Figure content listings:
◇ ◇ ◇ ◇ ◇

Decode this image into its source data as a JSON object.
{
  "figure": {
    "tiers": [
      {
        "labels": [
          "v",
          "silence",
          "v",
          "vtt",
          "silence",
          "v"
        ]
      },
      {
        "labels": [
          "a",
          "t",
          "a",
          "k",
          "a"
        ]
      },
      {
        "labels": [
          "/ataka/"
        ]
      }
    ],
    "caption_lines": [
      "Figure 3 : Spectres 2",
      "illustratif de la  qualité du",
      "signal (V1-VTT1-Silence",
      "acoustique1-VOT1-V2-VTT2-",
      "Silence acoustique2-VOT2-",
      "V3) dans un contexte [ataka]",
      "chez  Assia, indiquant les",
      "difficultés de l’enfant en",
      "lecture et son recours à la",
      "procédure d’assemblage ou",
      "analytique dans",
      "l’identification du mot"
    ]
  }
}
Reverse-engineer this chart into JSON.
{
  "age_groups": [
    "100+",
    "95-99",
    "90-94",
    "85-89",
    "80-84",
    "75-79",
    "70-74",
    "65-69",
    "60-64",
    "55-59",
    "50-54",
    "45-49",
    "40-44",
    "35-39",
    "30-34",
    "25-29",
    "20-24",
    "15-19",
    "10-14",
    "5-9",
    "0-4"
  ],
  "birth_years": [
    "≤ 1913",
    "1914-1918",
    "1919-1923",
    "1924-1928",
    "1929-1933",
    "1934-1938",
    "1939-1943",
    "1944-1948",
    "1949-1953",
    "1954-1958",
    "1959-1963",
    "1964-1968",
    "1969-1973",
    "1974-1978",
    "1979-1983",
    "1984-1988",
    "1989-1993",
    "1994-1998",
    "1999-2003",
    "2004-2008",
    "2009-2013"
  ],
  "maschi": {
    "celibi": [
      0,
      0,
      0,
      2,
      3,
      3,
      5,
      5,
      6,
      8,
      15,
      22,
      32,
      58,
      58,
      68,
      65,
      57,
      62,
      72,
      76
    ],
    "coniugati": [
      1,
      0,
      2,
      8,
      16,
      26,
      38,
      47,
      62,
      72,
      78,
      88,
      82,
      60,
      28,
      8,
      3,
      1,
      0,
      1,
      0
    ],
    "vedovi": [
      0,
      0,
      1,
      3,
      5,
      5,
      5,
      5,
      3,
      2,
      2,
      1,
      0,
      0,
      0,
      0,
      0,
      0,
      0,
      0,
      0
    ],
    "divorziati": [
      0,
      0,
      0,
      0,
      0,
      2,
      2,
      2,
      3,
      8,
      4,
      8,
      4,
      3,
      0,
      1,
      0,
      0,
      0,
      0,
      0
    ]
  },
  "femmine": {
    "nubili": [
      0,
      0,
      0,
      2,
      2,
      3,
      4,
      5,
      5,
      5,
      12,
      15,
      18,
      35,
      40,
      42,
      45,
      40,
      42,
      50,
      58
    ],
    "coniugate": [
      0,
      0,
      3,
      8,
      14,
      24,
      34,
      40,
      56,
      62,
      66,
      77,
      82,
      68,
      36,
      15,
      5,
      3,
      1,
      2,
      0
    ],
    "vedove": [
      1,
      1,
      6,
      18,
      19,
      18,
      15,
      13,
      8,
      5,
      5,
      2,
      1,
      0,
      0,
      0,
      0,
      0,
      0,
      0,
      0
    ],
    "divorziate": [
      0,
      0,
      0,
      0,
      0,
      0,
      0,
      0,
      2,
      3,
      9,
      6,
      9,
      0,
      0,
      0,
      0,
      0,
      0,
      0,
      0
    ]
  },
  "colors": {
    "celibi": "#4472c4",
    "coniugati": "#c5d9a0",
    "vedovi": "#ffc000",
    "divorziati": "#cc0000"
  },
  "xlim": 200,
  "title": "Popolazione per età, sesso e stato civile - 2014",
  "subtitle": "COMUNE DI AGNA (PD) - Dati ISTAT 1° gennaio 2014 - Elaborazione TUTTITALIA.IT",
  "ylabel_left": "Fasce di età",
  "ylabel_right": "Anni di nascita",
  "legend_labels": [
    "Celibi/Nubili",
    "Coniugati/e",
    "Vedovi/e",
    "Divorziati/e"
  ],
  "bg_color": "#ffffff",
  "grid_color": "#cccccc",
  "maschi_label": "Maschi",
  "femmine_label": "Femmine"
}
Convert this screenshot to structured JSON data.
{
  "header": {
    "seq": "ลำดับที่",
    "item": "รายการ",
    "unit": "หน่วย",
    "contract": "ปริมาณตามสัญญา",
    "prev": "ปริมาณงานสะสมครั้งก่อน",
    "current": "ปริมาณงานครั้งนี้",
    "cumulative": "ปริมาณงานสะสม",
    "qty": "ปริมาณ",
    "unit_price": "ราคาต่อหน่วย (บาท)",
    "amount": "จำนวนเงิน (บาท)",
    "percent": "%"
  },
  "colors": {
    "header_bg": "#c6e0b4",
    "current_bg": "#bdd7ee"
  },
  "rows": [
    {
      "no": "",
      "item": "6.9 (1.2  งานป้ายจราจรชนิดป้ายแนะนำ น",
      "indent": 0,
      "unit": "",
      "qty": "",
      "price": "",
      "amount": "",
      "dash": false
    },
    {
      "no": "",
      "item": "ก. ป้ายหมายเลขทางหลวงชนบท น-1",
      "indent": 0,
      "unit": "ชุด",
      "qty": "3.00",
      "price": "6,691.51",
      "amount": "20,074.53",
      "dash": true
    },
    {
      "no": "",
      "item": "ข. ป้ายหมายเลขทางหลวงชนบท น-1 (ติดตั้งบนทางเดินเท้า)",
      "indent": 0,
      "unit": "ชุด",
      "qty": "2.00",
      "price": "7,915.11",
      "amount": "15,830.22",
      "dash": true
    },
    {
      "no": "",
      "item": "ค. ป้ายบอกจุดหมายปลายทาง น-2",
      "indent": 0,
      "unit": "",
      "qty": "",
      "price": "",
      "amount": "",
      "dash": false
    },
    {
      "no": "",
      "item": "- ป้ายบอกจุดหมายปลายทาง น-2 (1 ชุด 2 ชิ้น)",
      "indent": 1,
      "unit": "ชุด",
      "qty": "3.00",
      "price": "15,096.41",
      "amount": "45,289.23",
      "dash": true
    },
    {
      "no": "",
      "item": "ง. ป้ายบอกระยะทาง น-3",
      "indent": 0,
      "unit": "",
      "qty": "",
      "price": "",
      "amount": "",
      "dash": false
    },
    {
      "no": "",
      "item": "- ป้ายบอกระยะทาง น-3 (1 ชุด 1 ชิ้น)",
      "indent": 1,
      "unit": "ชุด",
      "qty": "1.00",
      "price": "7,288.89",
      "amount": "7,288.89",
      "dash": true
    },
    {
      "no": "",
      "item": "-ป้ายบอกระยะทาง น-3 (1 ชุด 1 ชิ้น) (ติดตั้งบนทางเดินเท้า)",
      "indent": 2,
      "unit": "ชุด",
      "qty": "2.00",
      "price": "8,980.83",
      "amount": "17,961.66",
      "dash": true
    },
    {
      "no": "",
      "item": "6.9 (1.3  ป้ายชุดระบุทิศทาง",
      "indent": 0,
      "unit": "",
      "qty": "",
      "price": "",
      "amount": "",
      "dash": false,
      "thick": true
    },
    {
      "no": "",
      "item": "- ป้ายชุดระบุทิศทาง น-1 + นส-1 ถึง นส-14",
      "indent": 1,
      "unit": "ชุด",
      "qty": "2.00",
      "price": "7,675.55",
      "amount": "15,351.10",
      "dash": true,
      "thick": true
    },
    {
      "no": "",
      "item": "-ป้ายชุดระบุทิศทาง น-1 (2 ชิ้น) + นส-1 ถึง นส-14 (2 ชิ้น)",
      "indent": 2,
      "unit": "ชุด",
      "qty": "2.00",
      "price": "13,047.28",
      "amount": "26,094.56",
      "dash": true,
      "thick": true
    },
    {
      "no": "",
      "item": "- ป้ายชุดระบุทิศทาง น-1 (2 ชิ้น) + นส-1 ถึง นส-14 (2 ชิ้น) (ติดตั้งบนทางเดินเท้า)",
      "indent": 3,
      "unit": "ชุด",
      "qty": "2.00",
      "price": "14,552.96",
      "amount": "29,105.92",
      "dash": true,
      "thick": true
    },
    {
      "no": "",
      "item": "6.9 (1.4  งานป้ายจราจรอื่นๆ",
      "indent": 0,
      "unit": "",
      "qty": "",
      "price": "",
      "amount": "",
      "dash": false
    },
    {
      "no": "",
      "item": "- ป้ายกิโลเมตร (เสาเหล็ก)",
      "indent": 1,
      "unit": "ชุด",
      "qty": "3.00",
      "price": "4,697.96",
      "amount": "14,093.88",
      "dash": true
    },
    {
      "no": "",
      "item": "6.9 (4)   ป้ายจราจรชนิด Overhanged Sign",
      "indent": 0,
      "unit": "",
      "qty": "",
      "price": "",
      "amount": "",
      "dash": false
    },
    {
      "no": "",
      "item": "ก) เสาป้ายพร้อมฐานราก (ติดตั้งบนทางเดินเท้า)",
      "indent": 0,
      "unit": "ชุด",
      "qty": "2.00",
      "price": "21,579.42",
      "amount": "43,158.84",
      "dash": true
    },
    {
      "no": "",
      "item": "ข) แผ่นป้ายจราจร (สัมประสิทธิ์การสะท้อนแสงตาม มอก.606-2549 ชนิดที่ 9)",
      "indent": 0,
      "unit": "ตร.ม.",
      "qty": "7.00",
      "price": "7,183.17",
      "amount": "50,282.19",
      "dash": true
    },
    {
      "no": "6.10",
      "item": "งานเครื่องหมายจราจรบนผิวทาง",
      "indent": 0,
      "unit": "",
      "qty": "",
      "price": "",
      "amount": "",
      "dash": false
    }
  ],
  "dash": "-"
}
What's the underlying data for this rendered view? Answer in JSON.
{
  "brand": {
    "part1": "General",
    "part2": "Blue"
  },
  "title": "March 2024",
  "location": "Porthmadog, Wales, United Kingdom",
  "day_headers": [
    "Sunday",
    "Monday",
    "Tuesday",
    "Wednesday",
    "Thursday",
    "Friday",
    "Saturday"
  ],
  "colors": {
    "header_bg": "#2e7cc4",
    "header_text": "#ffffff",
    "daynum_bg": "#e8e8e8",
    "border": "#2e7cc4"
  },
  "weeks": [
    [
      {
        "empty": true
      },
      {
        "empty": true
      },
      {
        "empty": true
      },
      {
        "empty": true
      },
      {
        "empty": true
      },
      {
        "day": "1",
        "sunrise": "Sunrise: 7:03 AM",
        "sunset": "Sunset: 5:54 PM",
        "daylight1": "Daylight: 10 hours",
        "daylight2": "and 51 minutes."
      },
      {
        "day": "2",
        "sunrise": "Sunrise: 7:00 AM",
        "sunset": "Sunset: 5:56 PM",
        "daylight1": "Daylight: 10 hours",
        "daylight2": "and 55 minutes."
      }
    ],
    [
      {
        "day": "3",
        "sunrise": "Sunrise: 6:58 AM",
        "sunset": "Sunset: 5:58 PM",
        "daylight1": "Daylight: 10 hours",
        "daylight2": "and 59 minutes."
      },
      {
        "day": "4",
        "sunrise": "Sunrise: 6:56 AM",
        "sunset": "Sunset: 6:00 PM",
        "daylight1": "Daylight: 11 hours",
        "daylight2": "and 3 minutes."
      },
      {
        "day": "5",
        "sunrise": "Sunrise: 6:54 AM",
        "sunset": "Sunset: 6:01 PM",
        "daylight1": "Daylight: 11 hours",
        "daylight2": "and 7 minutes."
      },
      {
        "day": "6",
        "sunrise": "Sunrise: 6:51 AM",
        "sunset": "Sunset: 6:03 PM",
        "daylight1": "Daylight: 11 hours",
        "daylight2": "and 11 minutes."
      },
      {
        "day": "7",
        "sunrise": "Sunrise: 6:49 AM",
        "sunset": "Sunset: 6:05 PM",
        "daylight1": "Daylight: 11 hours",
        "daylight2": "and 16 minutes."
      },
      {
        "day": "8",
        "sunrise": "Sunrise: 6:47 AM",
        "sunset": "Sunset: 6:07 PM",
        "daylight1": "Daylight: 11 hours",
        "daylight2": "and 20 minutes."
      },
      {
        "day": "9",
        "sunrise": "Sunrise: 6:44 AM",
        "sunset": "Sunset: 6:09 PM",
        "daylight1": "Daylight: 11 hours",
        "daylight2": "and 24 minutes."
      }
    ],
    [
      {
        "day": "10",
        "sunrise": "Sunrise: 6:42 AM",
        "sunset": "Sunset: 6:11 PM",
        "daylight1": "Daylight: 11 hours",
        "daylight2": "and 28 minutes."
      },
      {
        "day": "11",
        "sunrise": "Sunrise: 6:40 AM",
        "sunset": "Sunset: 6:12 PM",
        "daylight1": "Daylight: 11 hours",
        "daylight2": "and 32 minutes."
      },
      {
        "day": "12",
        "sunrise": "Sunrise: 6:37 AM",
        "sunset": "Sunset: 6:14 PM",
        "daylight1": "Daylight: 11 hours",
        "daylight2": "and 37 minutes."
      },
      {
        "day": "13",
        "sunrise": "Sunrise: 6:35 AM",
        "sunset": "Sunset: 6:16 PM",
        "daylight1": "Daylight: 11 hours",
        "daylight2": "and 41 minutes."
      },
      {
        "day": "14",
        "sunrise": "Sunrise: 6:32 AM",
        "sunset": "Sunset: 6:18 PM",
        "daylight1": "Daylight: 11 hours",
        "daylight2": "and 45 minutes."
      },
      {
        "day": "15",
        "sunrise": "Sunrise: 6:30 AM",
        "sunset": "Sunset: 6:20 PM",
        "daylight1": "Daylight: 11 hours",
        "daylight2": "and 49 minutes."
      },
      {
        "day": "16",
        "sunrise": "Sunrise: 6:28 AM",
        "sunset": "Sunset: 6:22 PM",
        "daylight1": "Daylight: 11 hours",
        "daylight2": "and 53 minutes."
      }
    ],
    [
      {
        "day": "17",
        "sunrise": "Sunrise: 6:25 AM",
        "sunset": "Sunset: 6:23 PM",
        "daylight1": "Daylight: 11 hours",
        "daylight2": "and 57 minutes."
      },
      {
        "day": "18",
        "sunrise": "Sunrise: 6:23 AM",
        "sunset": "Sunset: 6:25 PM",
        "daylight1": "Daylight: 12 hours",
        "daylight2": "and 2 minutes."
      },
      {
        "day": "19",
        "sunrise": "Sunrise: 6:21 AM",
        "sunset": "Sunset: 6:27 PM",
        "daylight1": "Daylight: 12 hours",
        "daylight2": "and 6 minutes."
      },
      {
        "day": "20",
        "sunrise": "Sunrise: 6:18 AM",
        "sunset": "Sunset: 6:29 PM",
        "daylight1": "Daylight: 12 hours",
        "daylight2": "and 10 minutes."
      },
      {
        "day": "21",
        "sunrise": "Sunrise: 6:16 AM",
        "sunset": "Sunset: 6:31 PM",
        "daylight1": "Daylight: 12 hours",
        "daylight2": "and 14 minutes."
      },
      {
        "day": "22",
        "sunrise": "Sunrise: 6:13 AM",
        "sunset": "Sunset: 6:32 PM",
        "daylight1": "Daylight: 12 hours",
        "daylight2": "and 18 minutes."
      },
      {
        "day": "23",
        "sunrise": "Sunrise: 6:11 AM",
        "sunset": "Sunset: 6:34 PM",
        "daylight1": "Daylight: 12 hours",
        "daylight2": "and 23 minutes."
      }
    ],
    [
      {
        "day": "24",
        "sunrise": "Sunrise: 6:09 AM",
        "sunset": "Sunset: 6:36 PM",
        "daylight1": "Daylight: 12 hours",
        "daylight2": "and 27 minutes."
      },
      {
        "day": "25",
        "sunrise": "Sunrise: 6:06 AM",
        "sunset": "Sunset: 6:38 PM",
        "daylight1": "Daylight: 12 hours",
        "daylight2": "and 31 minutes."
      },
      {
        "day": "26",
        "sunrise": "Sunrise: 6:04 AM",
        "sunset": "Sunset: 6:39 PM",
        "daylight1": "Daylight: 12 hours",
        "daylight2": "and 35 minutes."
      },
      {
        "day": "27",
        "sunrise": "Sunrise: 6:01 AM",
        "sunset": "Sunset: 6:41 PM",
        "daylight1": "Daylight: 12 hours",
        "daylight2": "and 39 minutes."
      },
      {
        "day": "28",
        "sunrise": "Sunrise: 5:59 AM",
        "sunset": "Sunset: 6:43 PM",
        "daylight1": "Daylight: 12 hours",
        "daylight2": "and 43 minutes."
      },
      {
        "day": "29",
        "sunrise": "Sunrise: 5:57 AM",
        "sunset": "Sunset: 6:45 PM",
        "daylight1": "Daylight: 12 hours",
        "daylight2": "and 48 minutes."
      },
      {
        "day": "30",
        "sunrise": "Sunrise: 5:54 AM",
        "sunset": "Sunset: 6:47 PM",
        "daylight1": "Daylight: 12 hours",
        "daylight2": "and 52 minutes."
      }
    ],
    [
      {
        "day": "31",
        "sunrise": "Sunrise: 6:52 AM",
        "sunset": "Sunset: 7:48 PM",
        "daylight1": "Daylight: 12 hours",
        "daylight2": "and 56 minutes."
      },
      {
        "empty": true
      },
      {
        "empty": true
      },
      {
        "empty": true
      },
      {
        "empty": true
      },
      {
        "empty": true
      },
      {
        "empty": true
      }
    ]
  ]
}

◇ ◇ ◇ ◇ ◇

* Requirement: Check all the records above and select each line where the string "ายหมายเลขทางหลวงชนบท" is found.

* Solution to this exercise:
      "item": "ก. ป้ายหมายเลขทางหลวงชนบท น-1",
      "item": "ข. ป้ายหมายเลขทางหลวงชนบท น-1 (ติดตั้งบนทางเดินเท้า)",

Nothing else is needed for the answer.